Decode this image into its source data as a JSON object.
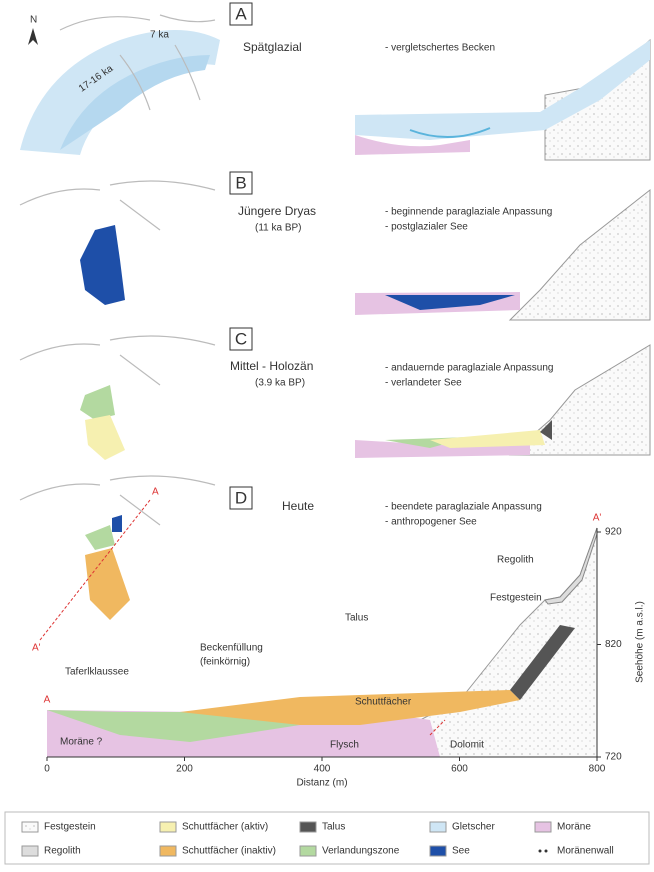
{
  "panels": [
    {
      "letter": "A",
      "title": "Spätglazial",
      "notes": [
        "- vergletschertes Becken"
      ],
      "map_labels": [
        "7 ka",
        "17-16 ka"
      ],
      "north": "N"
    },
    {
      "letter": "B",
      "title": "Jüngere Dryas",
      "period": "(11 ka BP)",
      "notes": [
        "- beginnende paraglaziale Anpassung",
        "- postglazialer See"
      ]
    },
    {
      "letter": "C",
      "title": "Mittel - Holozän",
      "period": "(3.9 ka BP)",
      "notes": [
        "- andauernde paraglaziale Anpassung",
        "- verlandeter See"
      ]
    },
    {
      "letter": "D",
      "title": "Heute",
      "notes": [
        "- beendete paraglaziale Anpassung",
        "- anthropogener See"
      ],
      "map_labels": [
        "A",
        "A'"
      ]
    }
  ],
  "profile": {
    "start": "A",
    "end": "A'",
    "labels": [
      "Taferlklaussee",
      "Beckenfüllung",
      "(feinkörnig)",
      "Talus",
      "Festgestein",
      "Regolith",
      "Schuttfächer",
      "Moräne ?",
      "Flysch",
      "Dolomit"
    ],
    "x_axis": {
      "label": "Distanz (m)",
      "ticks": [
        0,
        200,
        400,
        600,
        800
      ]
    },
    "y_axis": {
      "label": "Seehöhe (m a.s.l.)",
      "ticks": [
        720,
        820,
        920
      ]
    }
  },
  "legend": [
    "Festgestein",
    "Schuttfächer (aktiv)",
    "Talus",
    "Gletscher",
    "Moräne",
    "Regolith",
    "Schuttfächer (inaktiv)",
    "Verlandungszone",
    "See",
    "Moränenwall"
  ]
}
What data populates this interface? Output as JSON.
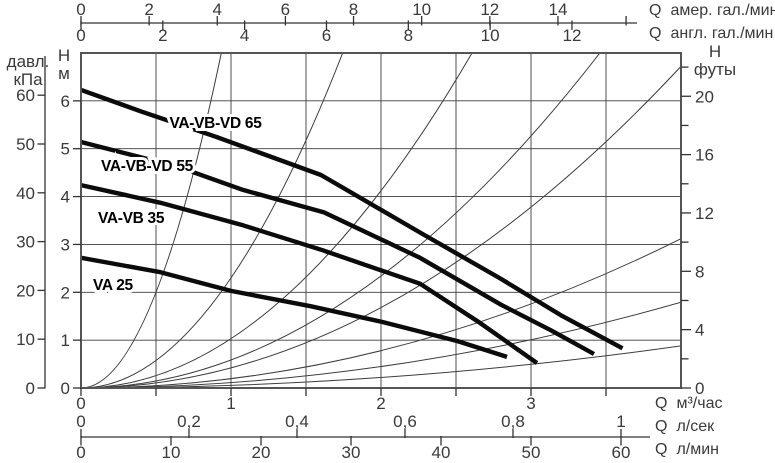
{
  "chart_data": {
    "type": "line",
    "title": "",
    "plot": {
      "x_unit": "м³/час",
      "y_unit": "м",
      "x_range_m3h": [
        0,
        4.0
      ],
      "y_range_m": [
        0,
        7
      ],
      "grid_step_x_m3h": 0.5,
      "grid_step_y_m": 1,
      "grid": "on"
    },
    "pump_curves": [
      {
        "name": "VA-VB-VD 65",
        "label_pos": {
          "q": 0.59,
          "h": 5.43
        },
        "points": [
          [
            0,
            6.23
          ],
          [
            0.4,
            5.78
          ],
          [
            0.9,
            5.25
          ],
          [
            1.6,
            4.45
          ],
          [
            2.26,
            3.25
          ],
          [
            2.8,
            2.28
          ],
          [
            3.2,
            1.52
          ],
          [
            3.61,
            0.83
          ]
        ]
      },
      {
        "name": "VA-VB-VD 55",
        "label_pos": {
          "q": 0.133,
          "h": 4.53
        },
        "points": [
          [
            0,
            5.14
          ],
          [
            0.65,
            4.62
          ],
          [
            1.08,
            4.14
          ],
          [
            1.62,
            3.67
          ],
          [
            2.26,
            2.72
          ],
          [
            2.8,
            1.74
          ],
          [
            3.13,
            1.21
          ],
          [
            3.42,
            0.71
          ]
        ]
      },
      {
        "name": "VA-VB 35",
        "label_pos": {
          "q": 0.113,
          "h": 3.45
        },
        "points": [
          [
            0,
            4.24
          ],
          [
            0.53,
            3.87
          ],
          [
            1.08,
            3.4
          ],
          [
            1.61,
            2.88
          ],
          [
            2.26,
            2.18
          ],
          [
            2.66,
            1.36
          ],
          [
            3.04,
            0.52
          ]
        ]
      },
      {
        "name": "VA 25",
        "label_pos": {
          "q": 0.08,
          "h": 2.05
        },
        "points": [
          [
            0,
            2.72
          ],
          [
            0.53,
            2.42
          ],
          [
            1.0,
            2.03
          ],
          [
            1.53,
            1.71
          ],
          [
            2.01,
            1.38
          ],
          [
            2.51,
            0.98
          ],
          [
            2.84,
            0.65
          ]
        ]
      }
    ],
    "system_curves": {
      "formula": "H = k·Q²",
      "k_values": [
        8.0,
        2.3,
        1.03,
        0.585,
        0.42,
        0.195,
        0.112,
        0.055
      ]
    },
    "axes": {
      "top": [
        {
          "id": "us_gpm",
          "q_label": "Q",
          "unit": "амер. гал./мин",
          "m3h_per_unit": 0.22712,
          "ticks": [
            0,
            2,
            4,
            6,
            8,
            10,
            12,
            14
          ],
          "tick_labels": [
            "0",
            "2",
            "4",
            "6",
            "8",
            "10",
            "12",
            "14"
          ],
          "minor_ticks": [
            16
          ]
        },
        {
          "id": "imp_gpm",
          "q_label": "Q",
          "unit": "англ. гал./мин",
          "m3h_per_unit": 0.27276,
          "ticks": [
            0,
            2,
            4,
            6,
            8,
            10,
            12
          ],
          "tick_labels": [
            "0",
            "2",
            "4",
            "6",
            "8",
            "10",
            "12"
          ],
          "minor_ticks": []
        }
      ],
      "bottom": [
        {
          "id": "m3h",
          "q_label": "Q",
          "unit": "м³/час",
          "m3h_per_unit": 1,
          "ticks": [
            0,
            1,
            2,
            3
          ],
          "tick_labels": [
            "0",
            "1",
            "2",
            "3"
          ],
          "minor_ticks": [
            0.5,
            1.5,
            2.5,
            3.5
          ]
        },
        {
          "id": "lsec",
          "q_label": "Q",
          "unit": "л/сек",
          "m3h_per_unit": 3.6,
          "ticks": [
            0,
            0.2,
            0.4,
            0.6,
            0.8,
            1
          ],
          "tick_labels": [
            "0",
            "0,2",
            "0,4",
            "0,6",
            "0,8",
            "1"
          ],
          "minor_ticks": []
        },
        {
          "id": "lmin",
          "q_label": "Q",
          "unit": "л/мин",
          "m3h_per_unit": 0.06,
          "ticks": [
            0,
            10,
            20,
            30,
            40,
            50,
            60
          ],
          "tick_labels": [
            "0",
            "10",
            "20",
            "30",
            "40",
            "50",
            "60"
          ],
          "minor_ticks": []
        }
      ],
      "left": [
        {
          "id": "kpa",
          "title": [
            "давл.",
            "кПа"
          ],
          "m_per_unit": 0.10197,
          "ticks": [
            0,
            10,
            20,
            30,
            40,
            50,
            60
          ],
          "tick_labels": [
            "0",
            "10",
            "20",
            "30",
            "40",
            "50",
            "60"
          ]
        },
        {
          "id": "m",
          "title": [
            "H",
            "м"
          ],
          "m_per_unit": 1,
          "ticks": [
            0,
            1,
            2,
            3,
            4,
            5,
            6
          ],
          "tick_labels": [
            "0",
            "1",
            "2",
            "3",
            "4",
            "5",
            "6"
          ]
        }
      ],
      "right": [
        {
          "id": "ft",
          "title": [
            "H",
            "футы"
          ],
          "m_per_unit": 0.3048,
          "ticks": [
            0,
            4,
            8,
            12,
            16,
            20
          ],
          "tick_labels": [
            "0",
            "4",
            "8",
            "12",
            "16",
            "20"
          ],
          "minor_ticks": [
            2,
            6,
            10,
            14,
            18,
            22
          ]
        }
      ]
    },
    "colors": {
      "curve": "#0b0b0b",
      "grid": "#3c3c3c",
      "border": "#555555",
      "text": "#3a3a3a",
      "background": "#ffffff"
    }
  }
}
──────────
> Problem description
Would you set down the listing exactly, omitting pictures?

> Completed task
Decode this image into its source data as a JSON object.
{
  "panels": [
    {
      "letter": "A",
      "title": "Spätglazial",
      "notes": [
        "- vergletschertes Becken"
      ],
      "map_labels": [
        "7 ka",
        "17-16 ka"
      ],
      "north": "N"
    },
    {
      "letter": "B",
      "title": "Jüngere Dryas",
      "period": "(11 ka BP)",
      "notes": [
        "- beginnende paraglaziale Anpassung",
        "- postglazialer See"
      ]
    },
    {
      "letter": "C",
      "title": "Mittel - Holozän",
      "period": "(3.9 ka BP)",
      "notes": [
        "- andauernde paraglaziale Anpassung",
        "- verlandeter See"
      ]
    },
    {
      "letter": "D",
      "title": "Heute",
      "notes": [
        "- beendete paraglaziale Anpassung",
        "- anthropogener See"
      ],
      "map_labels": [
        "A",
        "A'"
      ]
    }
  ],
  "profile": {
    "start": "A",
    "end": "A'",
    "labels": [
      "Taferlklaussee",
      "Beckenfüllung",
      "(feinkörnig)",
      "Talus",
      "Festgestein",
      "Regolith",
      "Schuttfächer",
      "Moräne ?",
      "Flysch",
      "Dolomit"
    ],
    "x_axis": {
      "label": "Distanz (m)",
      "ticks": [
        0,
        200,
        400,
        600,
        800
      ]
    },
    "y_axis": {
      "label": "Seehöhe (m a.s.l.)",
      "ticks": [
        720,
        820,
        920
      ]
    }
  },
  "legend": [
    "Festgestein",
    "Schuttfächer (aktiv)",
    "Talus",
    "Gletscher",
    "Moräne",
    "Regolith",
    "Schuttfächer (inaktiv)",
    "Verlandungszone",
    "See",
    "Moränenwall"
  ]
}
What data populates this interface? Output as JSON.
{
  "chart_data": {
    "type": "line",
    "title": "",
    "plot": {
      "x_unit": "м³/час",
      "y_unit": "м",
      "x_range_m3h": [
        0,
        4.0
      ],
      "y_range_m": [
        0,
        7
      ],
      "grid_step_x_m3h": 0.5,
      "grid_step_y_m": 1,
      "grid": "on"
    },
    "pump_curves": [
      {
        "name": "VA-VB-VD 65",
        "label_pos": {
          "q": 0.59,
          "h": 5.43
        },
        "points": [
          [
            0,
            6.23
          ],
          [
            0.4,
            5.78
          ],
          [
            0.9,
            5.25
          ],
          [
            1.6,
            4.45
          ],
          [
            2.26,
            3.25
          ],
          [
            2.8,
            2.28
          ],
          [
            3.2,
            1.52
          ],
          [
            3.61,
            0.83
          ]
        ]
      },
      {
        "name": "VA-VB-VD 55",
        "label_pos": {
          "q": 0.133,
          "h": 4.53
        },
        "points": [
          [
            0,
            5.14
          ],
          [
            0.65,
            4.62
          ],
          [
            1.08,
            4.14
          ],
          [
            1.62,
            3.67
          ],
          [
            2.26,
            2.72
          ],
          [
            2.8,
            1.74
          ],
          [
            3.13,
            1.21
          ],
          [
            3.42,
            0.71
          ]
        ]
      },
      {
        "name": "VA-VB 35",
        "label_pos": {
          "q": 0.113,
          "h": 3.45
        },
        "points": [
          [
            0,
            4.24
          ],
          [
            0.53,
            3.87
          ],
          [
            1.08,
            3.4
          ],
          [
            1.61,
            2.88
          ],
          [
            2.26,
            2.18
          ],
          [
            2.66,
            1.36
          ],
          [
            3.04,
            0.52
          ]
        ]
      },
      {
        "name": "VA 25",
        "label_pos": {
          "q": 0.08,
          "h": 2.05
        },
        "points": [
          [
            0,
            2.72
          ],
          [
            0.53,
            2.42
          ],
          [
            1.0,
            2.03
          ],
          [
            1.53,
            1.71
          ],
          [
            2.01,
            1.38
          ],
          [
            2.51,
            0.98
          ],
          [
            2.84,
            0.65
          ]
        ]
      }
    ],
    "system_curves": {
      "formula": "H = k·Q²",
      "k_values": [
        8.0,
        2.3,
        1.03,
        0.585,
        0.42,
        0.195,
        0.112,
        0.055
      ]
    },
    "axes": {
      "top": [
        {
          "id": "us_gpm",
          "q_label": "Q",
          "unit": "амер. гал./мин",
          "m3h_per_unit": 0.22712,
          "ticks": [
            0,
            2,
            4,
            6,
            8,
            10,
            12,
            14
          ],
          "tick_labels": [
            "0",
            "2",
            "4",
            "6",
            "8",
            "10",
            "12",
            "14"
          ],
          "minor_ticks": [
            16
          ]
        },
        {
          "id": "imp_gpm",
          "q_label": "Q",
          "unit": "англ. гал./мин",
          "m3h_per_unit": 0.27276,
          "ticks": [
            0,
            2,
            4,
            6,
            8,
            10,
            12
          ],
          "tick_labels": [
            "0",
            "2",
            "4",
            "6",
            "8",
            "10",
            "12"
          ],
          "minor_ticks": []
        }
      ],
      "bottom": [
        {
          "id": "m3h",
          "q_label": "Q",
          "unit": "м³/час",
          "m3h_per_unit": 1,
          "ticks": [
            0,
            1,
            2,
            3
          ],
          "tick_labels": [
            "0",
            "1",
            "2",
            "3"
          ],
          "minor_ticks": [
            0.5,
            1.5,
            2.5,
            3.5
          ]
        },
        {
          "id": "lsec",
          "q_label": "Q",
          "unit": "л/сек",
          "m3h_per_unit": 3.6,
          "ticks": [
            0,
            0.2,
            0.4,
            0.6,
            0.8,
            1
          ],
          "tick_labels": [
            "0",
            "0,2",
            "0,4",
            "0,6",
            "0,8",
            "1"
          ],
          "minor_ticks": []
        },
        {
          "id": "lmin",
          "q_label": "Q",
          "unit": "л/мин",
          "m3h_per_unit": 0.06,
          "ticks": [
            0,
            10,
            20,
            30,
            40,
            50,
            60
          ],
          "tick_labels": [
            "0",
            "10",
            "20",
            "30",
            "40",
            "50",
            "60"
          ],
          "minor_ticks": []
        }
      ],
      "left": [
        {
          "id": "kpa",
          "title": [
            "давл.",
            "кПа"
          ],
          "m_per_unit": 0.10197,
          "ticks": [
            0,
            10,
            20,
            30,
            40,
            50,
            60
          ],
          "tick_labels": [
            "0",
            "10",
            "20",
            "30",
            "40",
            "50",
            "60"
          ]
        },
        {
          "id": "m",
          "title": [
            "H",
            "м"
          ],
          "m_per_unit": 1,
          "ticks": [
            0,
            1,
            2,
            3,
            4,
            5,
            6
          ],
          "tick_labels": [
            "0",
            "1",
            "2",
            "3",
            "4",
            "5",
            "6"
          ]
        }
      ],
      "right": [
        {
          "id": "ft",
          "title": [
            "H",
            "футы"
          ],
          "m_per_unit": 0.3048,
          "ticks": [
            0,
            4,
            8,
            12,
            16,
            20
          ],
          "tick_labels": [
            "0",
            "4",
            "8",
            "12",
            "16",
            "20"
          ],
          "minor_ticks": [
            2,
            6,
            10,
            14,
            18,
            22
          ]
        }
      ]
    },
    "colors": {
      "curve": "#0b0b0b",
      "grid": "#3c3c3c",
      "border": "#555555",
      "text": "#3a3a3a",
      "background": "#ffffff"
    }
  }
}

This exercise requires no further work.